- _About this exercise_
Set down all the records below, word for word.
○ ○ ○ ○
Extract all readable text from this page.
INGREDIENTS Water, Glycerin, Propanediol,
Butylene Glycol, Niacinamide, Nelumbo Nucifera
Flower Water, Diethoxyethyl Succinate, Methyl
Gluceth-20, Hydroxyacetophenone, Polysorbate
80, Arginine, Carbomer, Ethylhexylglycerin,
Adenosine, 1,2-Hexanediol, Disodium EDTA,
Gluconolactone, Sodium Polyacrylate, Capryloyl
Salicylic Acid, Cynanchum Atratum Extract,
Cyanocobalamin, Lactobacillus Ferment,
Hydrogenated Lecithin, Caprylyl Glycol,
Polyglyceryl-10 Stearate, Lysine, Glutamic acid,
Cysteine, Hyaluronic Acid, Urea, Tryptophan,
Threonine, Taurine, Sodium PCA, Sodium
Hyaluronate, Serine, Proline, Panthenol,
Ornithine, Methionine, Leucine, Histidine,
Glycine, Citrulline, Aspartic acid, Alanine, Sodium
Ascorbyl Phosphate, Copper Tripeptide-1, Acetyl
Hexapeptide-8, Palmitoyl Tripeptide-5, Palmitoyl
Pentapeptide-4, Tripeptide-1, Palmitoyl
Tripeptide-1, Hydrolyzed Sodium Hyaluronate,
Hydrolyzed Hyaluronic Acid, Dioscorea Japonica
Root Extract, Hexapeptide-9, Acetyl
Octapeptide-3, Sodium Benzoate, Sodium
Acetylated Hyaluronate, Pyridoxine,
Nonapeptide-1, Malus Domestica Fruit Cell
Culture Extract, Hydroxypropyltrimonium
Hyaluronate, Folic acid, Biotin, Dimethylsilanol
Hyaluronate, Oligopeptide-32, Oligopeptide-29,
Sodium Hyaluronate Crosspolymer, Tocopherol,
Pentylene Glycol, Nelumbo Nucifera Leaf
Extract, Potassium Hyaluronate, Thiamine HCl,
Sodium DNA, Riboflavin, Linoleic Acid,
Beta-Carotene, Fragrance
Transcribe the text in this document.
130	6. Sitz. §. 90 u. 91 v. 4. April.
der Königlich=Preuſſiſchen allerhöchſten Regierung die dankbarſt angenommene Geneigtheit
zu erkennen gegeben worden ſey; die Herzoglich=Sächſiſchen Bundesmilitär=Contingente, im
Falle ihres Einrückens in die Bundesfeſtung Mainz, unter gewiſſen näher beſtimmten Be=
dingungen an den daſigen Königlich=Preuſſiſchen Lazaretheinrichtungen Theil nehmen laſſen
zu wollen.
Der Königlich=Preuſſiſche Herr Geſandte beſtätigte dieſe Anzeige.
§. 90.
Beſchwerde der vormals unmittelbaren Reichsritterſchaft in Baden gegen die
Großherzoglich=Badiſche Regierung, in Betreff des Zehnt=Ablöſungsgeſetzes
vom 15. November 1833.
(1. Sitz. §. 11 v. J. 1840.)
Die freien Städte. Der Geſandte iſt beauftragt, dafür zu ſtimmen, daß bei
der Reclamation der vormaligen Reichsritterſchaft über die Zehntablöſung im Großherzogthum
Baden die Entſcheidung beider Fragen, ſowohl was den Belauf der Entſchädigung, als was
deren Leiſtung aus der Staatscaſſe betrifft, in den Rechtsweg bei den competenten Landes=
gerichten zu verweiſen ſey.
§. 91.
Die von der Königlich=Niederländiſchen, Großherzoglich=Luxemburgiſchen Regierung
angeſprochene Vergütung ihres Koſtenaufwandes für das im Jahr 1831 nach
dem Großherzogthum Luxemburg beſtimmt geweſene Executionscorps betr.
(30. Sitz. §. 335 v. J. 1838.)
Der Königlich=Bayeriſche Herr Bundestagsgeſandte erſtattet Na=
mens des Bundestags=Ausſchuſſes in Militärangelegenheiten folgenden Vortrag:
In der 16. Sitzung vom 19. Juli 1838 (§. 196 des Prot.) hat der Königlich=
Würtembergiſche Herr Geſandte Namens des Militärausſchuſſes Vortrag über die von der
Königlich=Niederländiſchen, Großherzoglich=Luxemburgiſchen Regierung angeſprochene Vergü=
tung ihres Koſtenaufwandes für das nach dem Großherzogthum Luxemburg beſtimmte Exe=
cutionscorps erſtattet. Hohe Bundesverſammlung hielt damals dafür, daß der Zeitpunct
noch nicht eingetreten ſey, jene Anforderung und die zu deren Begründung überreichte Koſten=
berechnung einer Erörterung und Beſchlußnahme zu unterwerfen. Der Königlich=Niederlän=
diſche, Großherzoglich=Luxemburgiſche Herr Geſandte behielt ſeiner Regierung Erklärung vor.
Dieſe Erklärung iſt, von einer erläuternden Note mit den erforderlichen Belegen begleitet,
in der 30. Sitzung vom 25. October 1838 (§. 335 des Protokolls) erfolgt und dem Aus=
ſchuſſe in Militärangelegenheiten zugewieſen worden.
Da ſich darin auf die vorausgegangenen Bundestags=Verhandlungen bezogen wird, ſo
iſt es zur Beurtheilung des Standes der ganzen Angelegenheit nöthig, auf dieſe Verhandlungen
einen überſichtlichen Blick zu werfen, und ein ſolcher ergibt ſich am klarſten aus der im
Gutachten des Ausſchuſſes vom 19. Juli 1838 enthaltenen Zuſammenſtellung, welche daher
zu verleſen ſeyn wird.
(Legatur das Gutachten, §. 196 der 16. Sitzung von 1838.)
○ ○ ○ ○
- _Solution for this task_
Extract all readable text from this page.
INGREDIENTS Water, Glycerin, Propanediol,
Butylene Glycol, Niacinamide, Nelumbo Nucifera
Flower Water, Diethoxyethyl Succinate, Methyl
Gluceth-20, Hydroxyacetophenone, Polysorbate
80, Arginine, Carbomer, Ethylhexylglycerin,
Adenosine, 1,2-Hexanediol, Disodium EDTA,
Gluconolactone, Sodium Polyacrylate, Capryloyl
Salicylic Acid, Cynanchum Atratum Extract,
Cyanocobalamin, Lactobacillus Ferment,
Hydrogenated Lecithin, Caprylyl Glycol,
Polyglyceryl-10 Stearate, Lysine, Glutamic acid,
Cysteine, Hyaluronic Acid, Urea, Tryptophan,
Threonine, Taurine, Sodium PCA, Sodium
Hyaluronate, Serine, Proline, Panthenol,
Ornithine, Methionine, Leucine, Histidine,
Glycine, Citrulline, Aspartic acid, Alanine, Sodium
Ascorbyl Phosphate, Copper Tripeptide-1, Acetyl
Hexapeptide-8, Palmitoyl Tripeptide-5, Palmitoyl
Pentapeptide-4, Tripeptide-1, Palmitoyl
Tripeptide-1, Hydrolyzed Sodium Hyaluronate,
Hydrolyzed Hyaluronic Acid, Dioscorea Japonica
Root Extract, Hexapeptide-9, Acetyl
Octapeptide-3, Sodium Benzoate, Sodium
Acetylated Hyaluronate, Pyridoxine,
Nonapeptide-1, Malus Domestica Fruit Cell
Culture Extract, Hydroxypropyltrimonium
Hyaluronate, Folic acid, Biotin, Dimethylsilanol
Hyaluronate, Oligopeptide-32, Oligopeptide-29,
Sodium Hyaluronate Crosspolymer, Tocopherol,
Pentylene Glycol, Nelumbo Nucifera Leaf
Extract, Potassium Hyaluronate, Thiamine HCl,
Sodium DNA, Riboflavin, Linoleic Acid,
Beta-Carotene, Fragrance
Transcribe the text in this document.
130	6. Sitz. §. 90 u. 91 v. 4. April.
der Königlich=Preuſſiſchen allerhöchſten Regierung die dankbarſt angenommene Geneigtheit
zu erkennen gegeben worden ſey; die Herzoglich=Sächſiſchen Bundesmilitär=Contingente, im
Falle ihres Einrückens in die Bundesfeſtung Mainz, unter gewiſſen näher beſtimmten Be=
dingungen an den daſigen Königlich=Preuſſiſchen Lazaretheinrichtungen Theil nehmen laſſen
zu wollen.
Der Königlich=Preuſſiſche Herr Geſandte beſtätigte dieſe Anzeige.
§. 90.
Beſchwerde der vormals unmittelbaren Reichsritterſchaft in Baden gegen die
Großherzoglich=Badiſche Regierung, in Betreff des Zehnt=Ablöſungsgeſetzes
vom 15. November 1833.
(1. Sitz. §. 11 v. J. 1840.)
Die freien Städte. Der Geſandte iſt beauftragt, dafür zu ſtimmen, daß bei
der Reclamation der vormaligen Reichsritterſchaft über die Zehntablöſung im Großherzogthum
Baden die Entſcheidung beider Fragen, ſowohl was den Belauf der Entſchädigung, als was
deren Leiſtung aus der Staatscaſſe betrifft, in den Rechtsweg bei den competenten Landes=
gerichten zu verweiſen ſey.
§. 91.
Die von der Königlich=Niederländiſchen, Großherzoglich=Luxemburgiſchen Regierung
angeſprochene Vergütung ihres Koſtenaufwandes für das im Jahr 1831 nach
dem Großherzogthum Luxemburg beſtimmt geweſene Executionscorps betr.
(30. Sitz. §. 335 v. J. 1838.)
Der Königlich=Bayeriſche Herr Bundestagsgeſandte erſtattet Na=
mens des Bundestags=Ausſchuſſes in Militärangelegenheiten folgenden Vortrag:
In der 16. Sitzung vom 19. Juli 1838 (§. 196 des Prot.) hat der Königlich=
Würtembergiſche Herr Geſandte Namens des Militärausſchuſſes Vortrag über die von der
Königlich=Niederländiſchen, Großherzoglich=Luxemburgiſchen Regierung angeſprochene Vergü=
tung ihres Koſtenaufwandes für das nach dem Großherzogthum Luxemburg beſtimmte Exe=
cutionscorps erſtattet. Hohe Bundesverſammlung hielt damals dafür, daß der Zeitpunct
noch nicht eingetreten ſey, jene Anforderung und die zu deren Begründung überreichte Koſten=
berechnung einer Erörterung und Beſchlußnahme zu unterwerfen. Der Königlich=Niederlän=
diſche, Großherzoglich=Luxemburgiſche Herr Geſandte behielt ſeiner Regierung Erklärung vor.
Dieſe Erklärung iſt, von einer erläuternden Note mit den erforderlichen Belegen begleitet,
in der 30. Sitzung vom 25. October 1838 (§. 335 des Protokolls) erfolgt und dem Aus=
ſchuſſe in Militärangelegenheiten zugewieſen worden.
Da ſich darin auf die vorausgegangenen Bundestags=Verhandlungen bezogen wird, ſo
iſt es zur Beurtheilung des Standes der ganzen Angelegenheit nöthig, auf dieſe Verhandlungen
einen überſichtlichen Blick zu werfen, und ein ſolcher ergibt ſich am klarſten aus der im
Gutachten des Ausſchuſſes vom 19. Juli 1838 enthaltenen Zuſammenſtellung, welche daher
zu verleſen ſeyn wird.
(Legatur das Gutachten, §. 196 der 16. Sitzung von 1838.)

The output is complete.